:: TEXTO FORNECIDO ::
<<<<

O chefe do Gabinete Pessoal de Lula, Gilberto Carvalho, será acareado hoje na CPI com os irmãos de Daniel, o médico oftalmologista João Francisco Daniel e o professor universitário Bruno Daniel. Francisco e Bruno Daniel afirmam que, no dia da missa de sétimo dia do prefeito, em janeiro de 2002, ouviram Carvalho afirmar que o crime tinha relação com o esquema de corrupção existente em Santo André para abastecer o caixa dois da agremiação, e que caberia a ele próprio carregar no Corsa preto o dinheiro da extorsão para, em seguida, entregá-lo ao então presidente nacional do PT, deputado José Dirceu (SP).
O chefe do Gabinete negou o fato quando depôs na CPI, em sessão sigilosa. A sessão de hoje será aberta. O vice-líder do PT no Senado, senador Tião Viana (AC), disse que na conversa, por telefone, que teve anteontem à noite com Carvalho, este lhe assegurou que não tomará nenhuma iniciativa para fechar a sessão do confronto. Parlamentares petistas dizem que o chefe do Gabinete tem uma carta na manga, um fator surpresa para exibir no enfrentamento. Mas não adiantam o que se trata.

>>>>

[Dados de análise do layout da página]
<<<<

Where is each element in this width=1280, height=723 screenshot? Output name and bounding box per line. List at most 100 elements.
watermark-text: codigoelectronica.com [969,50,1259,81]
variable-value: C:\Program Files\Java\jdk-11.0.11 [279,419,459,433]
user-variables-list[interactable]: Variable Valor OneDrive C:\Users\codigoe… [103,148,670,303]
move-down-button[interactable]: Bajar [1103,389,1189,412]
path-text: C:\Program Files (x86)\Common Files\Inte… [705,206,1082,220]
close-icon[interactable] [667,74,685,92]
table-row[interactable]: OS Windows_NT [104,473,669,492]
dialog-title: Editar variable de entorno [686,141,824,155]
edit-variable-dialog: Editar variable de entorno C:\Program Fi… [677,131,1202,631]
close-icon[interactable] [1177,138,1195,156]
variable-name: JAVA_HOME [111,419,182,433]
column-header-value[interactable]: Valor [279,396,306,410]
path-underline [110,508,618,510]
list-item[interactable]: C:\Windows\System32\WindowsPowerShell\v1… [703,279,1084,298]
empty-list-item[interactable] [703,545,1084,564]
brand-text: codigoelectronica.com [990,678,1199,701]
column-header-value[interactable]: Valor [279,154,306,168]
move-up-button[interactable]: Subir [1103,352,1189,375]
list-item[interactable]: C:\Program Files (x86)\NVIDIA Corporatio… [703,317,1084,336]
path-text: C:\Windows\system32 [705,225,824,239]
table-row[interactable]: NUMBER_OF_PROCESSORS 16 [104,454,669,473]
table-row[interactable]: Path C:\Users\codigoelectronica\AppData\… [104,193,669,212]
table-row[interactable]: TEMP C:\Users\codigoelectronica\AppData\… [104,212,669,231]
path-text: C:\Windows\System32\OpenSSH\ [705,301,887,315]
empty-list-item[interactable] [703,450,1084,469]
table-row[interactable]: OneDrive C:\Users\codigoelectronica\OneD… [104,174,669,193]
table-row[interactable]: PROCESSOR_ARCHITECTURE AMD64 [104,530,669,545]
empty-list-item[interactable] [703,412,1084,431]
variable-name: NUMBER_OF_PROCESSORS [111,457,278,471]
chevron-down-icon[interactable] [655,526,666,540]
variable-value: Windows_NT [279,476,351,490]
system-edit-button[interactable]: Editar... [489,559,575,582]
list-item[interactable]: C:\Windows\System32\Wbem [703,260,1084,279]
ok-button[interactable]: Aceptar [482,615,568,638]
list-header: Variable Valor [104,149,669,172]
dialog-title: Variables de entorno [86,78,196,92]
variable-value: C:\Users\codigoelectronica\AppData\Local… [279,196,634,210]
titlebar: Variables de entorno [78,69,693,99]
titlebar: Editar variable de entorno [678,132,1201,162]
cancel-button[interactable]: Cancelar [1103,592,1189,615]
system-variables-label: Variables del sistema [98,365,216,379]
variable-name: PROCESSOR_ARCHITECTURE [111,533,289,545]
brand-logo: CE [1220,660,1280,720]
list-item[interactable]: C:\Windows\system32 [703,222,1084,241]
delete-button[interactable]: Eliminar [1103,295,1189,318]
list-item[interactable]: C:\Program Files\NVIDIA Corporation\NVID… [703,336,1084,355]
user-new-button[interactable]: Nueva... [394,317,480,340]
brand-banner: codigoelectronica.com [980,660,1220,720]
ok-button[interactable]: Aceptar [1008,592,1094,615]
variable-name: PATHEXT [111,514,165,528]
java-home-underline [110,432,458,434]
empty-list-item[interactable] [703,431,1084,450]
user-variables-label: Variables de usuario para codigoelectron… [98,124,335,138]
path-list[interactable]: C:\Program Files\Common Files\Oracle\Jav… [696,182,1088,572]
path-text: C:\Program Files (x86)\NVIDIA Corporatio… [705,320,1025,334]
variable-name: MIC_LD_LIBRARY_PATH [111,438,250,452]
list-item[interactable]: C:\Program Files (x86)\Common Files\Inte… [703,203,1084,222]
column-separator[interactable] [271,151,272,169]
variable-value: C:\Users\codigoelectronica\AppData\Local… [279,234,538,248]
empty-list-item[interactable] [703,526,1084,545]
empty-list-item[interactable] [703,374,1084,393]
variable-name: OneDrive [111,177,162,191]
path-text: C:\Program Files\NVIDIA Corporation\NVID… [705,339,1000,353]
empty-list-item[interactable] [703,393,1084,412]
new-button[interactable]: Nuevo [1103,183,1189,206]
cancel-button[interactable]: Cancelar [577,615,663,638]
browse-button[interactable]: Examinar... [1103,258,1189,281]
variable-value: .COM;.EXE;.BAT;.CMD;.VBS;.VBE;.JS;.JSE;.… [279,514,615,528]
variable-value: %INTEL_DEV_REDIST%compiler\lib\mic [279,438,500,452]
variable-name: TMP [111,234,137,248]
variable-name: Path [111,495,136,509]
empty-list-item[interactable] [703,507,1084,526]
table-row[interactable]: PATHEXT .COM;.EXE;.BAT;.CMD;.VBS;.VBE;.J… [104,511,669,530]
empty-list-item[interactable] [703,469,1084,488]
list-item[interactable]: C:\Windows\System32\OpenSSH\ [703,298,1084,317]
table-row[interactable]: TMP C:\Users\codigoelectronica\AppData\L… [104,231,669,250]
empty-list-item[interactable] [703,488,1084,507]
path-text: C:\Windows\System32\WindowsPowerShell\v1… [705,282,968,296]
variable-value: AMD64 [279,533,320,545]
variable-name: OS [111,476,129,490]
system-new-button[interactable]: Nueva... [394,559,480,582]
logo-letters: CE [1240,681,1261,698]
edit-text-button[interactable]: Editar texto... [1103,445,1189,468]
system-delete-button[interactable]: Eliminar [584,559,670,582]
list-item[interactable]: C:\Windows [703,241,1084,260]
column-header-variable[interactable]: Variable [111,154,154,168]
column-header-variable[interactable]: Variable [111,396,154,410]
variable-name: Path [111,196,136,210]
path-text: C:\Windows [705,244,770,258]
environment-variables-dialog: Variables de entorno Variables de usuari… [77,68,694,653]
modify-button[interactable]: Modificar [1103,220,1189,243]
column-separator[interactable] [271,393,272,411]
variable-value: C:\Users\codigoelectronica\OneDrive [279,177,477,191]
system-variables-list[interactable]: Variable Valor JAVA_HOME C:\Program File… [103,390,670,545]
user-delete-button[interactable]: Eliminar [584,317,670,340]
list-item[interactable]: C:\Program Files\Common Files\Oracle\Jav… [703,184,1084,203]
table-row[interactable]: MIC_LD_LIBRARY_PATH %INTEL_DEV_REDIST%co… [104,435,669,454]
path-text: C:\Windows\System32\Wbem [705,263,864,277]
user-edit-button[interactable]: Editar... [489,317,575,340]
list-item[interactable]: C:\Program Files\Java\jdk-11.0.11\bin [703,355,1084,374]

>>>>

:: TAREFA PROPOSTA A ::
Segundo o texto sobre a acareação na CPI, em que ocasião Francisco e Bruno Daniel afirmam ter ouvido Gilberto Carvalho falar do crime?
:: TAREFA PROPOSTA B ::
Transcreva do texto sobre a acareação na CPI o trecho que começa em "O chefe do Gabinete Pessoal" e termina em "José Dirceu (SP).", incluindo essas palavras.
Os dados constituem um material à parte, independente do texto.

:: RESPOSTA ESCRITA A ::
No dia da missa de sétimo dia do prefeito, em janeiro de 2002.

:: RESPOSTA ESCRITA B ::
O chefe do Gabinete Pessoal de Lula, Gilberto Carvalho, será acareado hoje na CPI com os irmãos de Daniel, o médico oftalmologista João Francisco Daniel e o professor universitário Bruno Daniel. Francisco e Bruno Daniel afirmam que, no dia da missa de sétimo dia do prefeito, em janeiro de 2002, ouviram Carvalho afirmar que o crime tinha relação com o esquema de corrupção existente em Santo André para abastecer o caixa dois da agremiação, e que caberia a ele próprio carregar no Corsa preto o dinheiro da extorsão para, em seguida, entregá-lo ao então presidente nacional do PT, deputado José Dirceu (SP).